Collected data
----
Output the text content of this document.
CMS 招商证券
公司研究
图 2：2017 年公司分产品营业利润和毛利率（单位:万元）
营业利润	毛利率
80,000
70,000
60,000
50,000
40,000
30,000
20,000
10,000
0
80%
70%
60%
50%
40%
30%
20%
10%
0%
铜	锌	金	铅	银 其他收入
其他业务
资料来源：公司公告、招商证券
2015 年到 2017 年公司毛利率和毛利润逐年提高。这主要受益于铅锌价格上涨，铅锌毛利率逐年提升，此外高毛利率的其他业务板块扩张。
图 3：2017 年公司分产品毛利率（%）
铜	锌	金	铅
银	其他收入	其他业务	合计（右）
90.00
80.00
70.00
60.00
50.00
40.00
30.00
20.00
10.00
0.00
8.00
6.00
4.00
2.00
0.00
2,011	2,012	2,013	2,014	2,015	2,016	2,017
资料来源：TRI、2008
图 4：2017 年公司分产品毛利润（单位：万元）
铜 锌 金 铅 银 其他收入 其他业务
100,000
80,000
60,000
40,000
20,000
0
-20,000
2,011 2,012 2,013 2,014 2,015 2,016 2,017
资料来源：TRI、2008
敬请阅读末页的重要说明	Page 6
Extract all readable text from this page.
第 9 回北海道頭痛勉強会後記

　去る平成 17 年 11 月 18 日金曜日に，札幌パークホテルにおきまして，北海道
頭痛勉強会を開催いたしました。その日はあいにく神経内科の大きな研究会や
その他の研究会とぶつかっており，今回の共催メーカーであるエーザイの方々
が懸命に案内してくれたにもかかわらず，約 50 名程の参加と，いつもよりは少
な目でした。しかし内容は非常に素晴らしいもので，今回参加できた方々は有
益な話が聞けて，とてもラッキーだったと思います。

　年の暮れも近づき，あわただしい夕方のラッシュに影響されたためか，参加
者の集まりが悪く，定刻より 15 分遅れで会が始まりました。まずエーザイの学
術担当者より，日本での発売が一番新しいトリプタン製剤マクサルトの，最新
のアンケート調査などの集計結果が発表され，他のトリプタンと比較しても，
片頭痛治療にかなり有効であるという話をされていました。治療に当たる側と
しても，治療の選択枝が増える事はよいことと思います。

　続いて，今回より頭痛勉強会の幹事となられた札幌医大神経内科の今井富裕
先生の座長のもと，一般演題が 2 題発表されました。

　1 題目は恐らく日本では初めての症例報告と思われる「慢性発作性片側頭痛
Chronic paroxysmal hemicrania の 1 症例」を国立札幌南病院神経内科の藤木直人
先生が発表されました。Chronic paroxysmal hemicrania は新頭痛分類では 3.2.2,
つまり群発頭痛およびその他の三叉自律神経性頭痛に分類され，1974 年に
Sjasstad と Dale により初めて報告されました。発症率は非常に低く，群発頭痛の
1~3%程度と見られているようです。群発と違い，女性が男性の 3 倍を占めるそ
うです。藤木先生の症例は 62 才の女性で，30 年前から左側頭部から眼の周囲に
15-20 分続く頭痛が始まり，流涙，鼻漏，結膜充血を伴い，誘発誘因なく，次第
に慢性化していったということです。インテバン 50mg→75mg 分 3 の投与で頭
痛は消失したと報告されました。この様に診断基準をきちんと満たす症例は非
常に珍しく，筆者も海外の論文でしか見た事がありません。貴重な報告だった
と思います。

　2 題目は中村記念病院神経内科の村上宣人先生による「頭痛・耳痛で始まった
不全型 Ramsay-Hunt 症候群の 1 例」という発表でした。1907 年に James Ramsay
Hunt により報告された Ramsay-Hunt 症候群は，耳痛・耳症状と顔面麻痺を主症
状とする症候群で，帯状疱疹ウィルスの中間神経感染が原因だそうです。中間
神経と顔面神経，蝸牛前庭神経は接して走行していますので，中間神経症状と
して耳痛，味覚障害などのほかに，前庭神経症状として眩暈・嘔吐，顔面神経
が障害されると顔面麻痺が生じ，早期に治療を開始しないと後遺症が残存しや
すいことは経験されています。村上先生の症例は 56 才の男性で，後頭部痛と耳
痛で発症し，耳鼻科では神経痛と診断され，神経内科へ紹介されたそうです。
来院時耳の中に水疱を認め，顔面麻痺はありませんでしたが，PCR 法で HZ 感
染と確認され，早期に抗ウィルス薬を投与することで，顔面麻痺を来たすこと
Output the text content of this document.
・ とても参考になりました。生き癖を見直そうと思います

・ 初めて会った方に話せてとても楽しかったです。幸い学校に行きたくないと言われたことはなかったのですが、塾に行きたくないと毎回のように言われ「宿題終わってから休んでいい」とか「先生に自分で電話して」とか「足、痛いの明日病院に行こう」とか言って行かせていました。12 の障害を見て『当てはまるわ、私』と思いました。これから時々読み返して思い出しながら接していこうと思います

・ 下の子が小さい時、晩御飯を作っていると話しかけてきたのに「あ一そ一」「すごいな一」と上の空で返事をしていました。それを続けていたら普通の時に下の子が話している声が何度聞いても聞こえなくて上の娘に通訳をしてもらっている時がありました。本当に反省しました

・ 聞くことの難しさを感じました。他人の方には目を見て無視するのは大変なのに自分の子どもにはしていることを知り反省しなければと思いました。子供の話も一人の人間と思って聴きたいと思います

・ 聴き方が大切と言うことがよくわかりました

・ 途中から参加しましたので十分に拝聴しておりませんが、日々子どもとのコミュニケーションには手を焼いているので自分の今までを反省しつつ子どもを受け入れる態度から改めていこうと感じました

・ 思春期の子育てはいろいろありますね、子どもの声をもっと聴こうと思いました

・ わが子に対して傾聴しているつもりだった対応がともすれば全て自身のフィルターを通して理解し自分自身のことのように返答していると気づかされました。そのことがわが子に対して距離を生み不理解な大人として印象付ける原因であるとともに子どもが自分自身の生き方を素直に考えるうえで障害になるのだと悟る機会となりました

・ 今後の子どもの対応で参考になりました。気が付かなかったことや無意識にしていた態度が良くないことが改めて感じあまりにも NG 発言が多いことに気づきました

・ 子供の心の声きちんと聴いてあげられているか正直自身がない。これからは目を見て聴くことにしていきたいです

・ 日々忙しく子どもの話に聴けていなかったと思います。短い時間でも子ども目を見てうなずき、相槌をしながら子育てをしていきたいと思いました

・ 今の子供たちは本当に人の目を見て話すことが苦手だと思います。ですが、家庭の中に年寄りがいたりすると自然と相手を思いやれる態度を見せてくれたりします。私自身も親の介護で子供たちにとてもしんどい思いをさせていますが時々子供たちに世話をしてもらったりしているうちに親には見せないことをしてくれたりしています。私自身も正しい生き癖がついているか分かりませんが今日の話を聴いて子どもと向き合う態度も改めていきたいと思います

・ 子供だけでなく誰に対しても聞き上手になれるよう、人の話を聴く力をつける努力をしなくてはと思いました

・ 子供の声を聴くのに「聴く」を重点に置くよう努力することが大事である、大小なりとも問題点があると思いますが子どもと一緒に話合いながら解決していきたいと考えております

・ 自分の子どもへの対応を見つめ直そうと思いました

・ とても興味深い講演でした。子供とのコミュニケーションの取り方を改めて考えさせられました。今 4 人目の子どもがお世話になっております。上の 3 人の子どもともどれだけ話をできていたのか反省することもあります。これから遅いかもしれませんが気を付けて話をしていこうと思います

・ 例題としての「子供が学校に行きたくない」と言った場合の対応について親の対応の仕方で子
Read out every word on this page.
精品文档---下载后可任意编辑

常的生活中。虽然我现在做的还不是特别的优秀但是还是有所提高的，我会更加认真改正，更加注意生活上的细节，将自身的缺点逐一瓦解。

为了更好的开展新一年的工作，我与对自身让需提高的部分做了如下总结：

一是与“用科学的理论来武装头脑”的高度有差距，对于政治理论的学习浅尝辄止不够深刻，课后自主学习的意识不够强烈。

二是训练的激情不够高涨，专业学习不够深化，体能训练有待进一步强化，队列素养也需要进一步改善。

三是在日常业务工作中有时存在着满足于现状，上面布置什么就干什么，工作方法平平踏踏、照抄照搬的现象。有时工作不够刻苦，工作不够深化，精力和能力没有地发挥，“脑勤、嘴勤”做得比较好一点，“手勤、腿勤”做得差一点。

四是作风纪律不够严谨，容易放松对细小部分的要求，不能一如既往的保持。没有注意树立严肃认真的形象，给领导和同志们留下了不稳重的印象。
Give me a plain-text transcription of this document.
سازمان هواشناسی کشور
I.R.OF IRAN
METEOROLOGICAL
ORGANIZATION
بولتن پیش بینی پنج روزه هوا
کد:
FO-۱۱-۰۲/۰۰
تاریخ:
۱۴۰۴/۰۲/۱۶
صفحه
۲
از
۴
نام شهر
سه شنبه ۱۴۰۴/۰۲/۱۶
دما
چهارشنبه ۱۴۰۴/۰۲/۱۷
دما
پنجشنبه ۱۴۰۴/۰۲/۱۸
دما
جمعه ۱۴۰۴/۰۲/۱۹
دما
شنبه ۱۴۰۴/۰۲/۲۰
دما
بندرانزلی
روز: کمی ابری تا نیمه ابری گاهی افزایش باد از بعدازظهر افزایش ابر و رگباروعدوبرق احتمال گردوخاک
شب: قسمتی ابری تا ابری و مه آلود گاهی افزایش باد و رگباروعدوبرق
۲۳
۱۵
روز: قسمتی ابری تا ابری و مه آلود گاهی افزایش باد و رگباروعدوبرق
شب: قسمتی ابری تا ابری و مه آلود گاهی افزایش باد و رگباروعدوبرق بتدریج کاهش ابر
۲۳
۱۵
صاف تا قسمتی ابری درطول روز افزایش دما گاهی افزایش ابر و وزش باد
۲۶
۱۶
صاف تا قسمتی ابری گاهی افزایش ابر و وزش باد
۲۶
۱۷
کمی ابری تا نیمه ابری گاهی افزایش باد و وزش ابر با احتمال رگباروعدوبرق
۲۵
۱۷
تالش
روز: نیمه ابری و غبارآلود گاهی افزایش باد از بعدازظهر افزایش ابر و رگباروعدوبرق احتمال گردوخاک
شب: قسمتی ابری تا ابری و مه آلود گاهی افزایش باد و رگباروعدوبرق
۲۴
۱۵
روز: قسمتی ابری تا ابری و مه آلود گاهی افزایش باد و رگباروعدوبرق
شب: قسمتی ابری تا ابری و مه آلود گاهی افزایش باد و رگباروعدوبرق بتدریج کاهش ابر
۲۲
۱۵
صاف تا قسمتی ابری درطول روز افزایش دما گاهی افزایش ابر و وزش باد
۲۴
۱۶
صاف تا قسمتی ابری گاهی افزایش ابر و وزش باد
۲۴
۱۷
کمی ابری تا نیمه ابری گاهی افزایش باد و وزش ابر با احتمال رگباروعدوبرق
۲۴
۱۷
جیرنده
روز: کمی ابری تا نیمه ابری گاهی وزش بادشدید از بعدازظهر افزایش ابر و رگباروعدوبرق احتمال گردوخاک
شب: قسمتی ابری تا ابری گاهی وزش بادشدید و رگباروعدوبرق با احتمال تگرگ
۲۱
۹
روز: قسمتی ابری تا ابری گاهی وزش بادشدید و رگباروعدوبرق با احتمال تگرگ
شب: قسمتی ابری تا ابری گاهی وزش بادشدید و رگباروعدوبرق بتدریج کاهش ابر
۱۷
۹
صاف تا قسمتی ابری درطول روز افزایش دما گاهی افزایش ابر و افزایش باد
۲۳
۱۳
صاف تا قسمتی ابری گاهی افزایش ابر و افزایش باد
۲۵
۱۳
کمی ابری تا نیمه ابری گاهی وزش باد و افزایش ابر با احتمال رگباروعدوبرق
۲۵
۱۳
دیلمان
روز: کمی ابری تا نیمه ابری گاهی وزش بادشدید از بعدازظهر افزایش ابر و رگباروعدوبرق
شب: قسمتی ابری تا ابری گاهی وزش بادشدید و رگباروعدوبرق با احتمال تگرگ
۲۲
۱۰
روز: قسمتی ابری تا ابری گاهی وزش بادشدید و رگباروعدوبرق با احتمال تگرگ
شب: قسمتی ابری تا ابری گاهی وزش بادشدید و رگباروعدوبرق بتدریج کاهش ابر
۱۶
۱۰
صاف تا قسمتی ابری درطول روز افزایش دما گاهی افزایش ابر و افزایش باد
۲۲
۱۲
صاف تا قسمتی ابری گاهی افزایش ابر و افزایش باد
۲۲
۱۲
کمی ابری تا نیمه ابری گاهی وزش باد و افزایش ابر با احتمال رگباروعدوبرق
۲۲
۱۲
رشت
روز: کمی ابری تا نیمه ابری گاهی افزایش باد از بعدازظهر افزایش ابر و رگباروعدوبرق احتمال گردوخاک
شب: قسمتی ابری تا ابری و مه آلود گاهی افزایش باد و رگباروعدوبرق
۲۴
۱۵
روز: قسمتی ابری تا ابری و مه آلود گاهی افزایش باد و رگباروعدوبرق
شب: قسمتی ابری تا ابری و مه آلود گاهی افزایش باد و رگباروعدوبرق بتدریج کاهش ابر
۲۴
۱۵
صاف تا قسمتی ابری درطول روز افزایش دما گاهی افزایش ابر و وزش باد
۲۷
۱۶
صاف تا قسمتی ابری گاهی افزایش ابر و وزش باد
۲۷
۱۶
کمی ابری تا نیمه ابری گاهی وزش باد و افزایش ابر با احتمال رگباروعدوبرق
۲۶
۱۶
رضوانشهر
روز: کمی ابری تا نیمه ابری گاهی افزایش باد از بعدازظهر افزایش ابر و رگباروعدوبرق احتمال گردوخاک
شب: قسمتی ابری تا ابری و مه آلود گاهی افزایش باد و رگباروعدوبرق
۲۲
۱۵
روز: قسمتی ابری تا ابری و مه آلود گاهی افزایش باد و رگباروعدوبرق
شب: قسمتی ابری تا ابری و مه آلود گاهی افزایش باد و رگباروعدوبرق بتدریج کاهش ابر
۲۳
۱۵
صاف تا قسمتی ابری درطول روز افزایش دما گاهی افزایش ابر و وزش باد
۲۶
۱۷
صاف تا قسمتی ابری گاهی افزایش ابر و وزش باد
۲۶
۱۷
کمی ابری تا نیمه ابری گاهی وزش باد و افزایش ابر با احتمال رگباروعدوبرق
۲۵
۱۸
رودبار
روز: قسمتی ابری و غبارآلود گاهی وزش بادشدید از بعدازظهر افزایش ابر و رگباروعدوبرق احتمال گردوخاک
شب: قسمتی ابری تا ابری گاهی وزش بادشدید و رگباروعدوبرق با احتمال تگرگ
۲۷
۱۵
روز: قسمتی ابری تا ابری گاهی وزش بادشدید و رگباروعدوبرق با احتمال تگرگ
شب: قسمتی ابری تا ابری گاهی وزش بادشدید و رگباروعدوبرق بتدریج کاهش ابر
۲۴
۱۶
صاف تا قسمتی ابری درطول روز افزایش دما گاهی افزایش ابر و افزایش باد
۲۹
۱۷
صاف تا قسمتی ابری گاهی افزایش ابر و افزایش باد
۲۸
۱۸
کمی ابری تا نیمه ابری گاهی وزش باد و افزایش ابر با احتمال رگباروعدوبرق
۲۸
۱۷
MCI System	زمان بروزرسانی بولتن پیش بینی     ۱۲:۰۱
----
_What is needed_.
Where a line in the entries holds "Hunt", copy that line.

_Problem solution_.
不全型 Ramsay-Hunt 症候群の 1 例」という発表でした。1907 年に James Ramsay
Hunt により報告された Ramsay-Hunt 症候群は，耳痛・耳症状と顔面麻痺を主症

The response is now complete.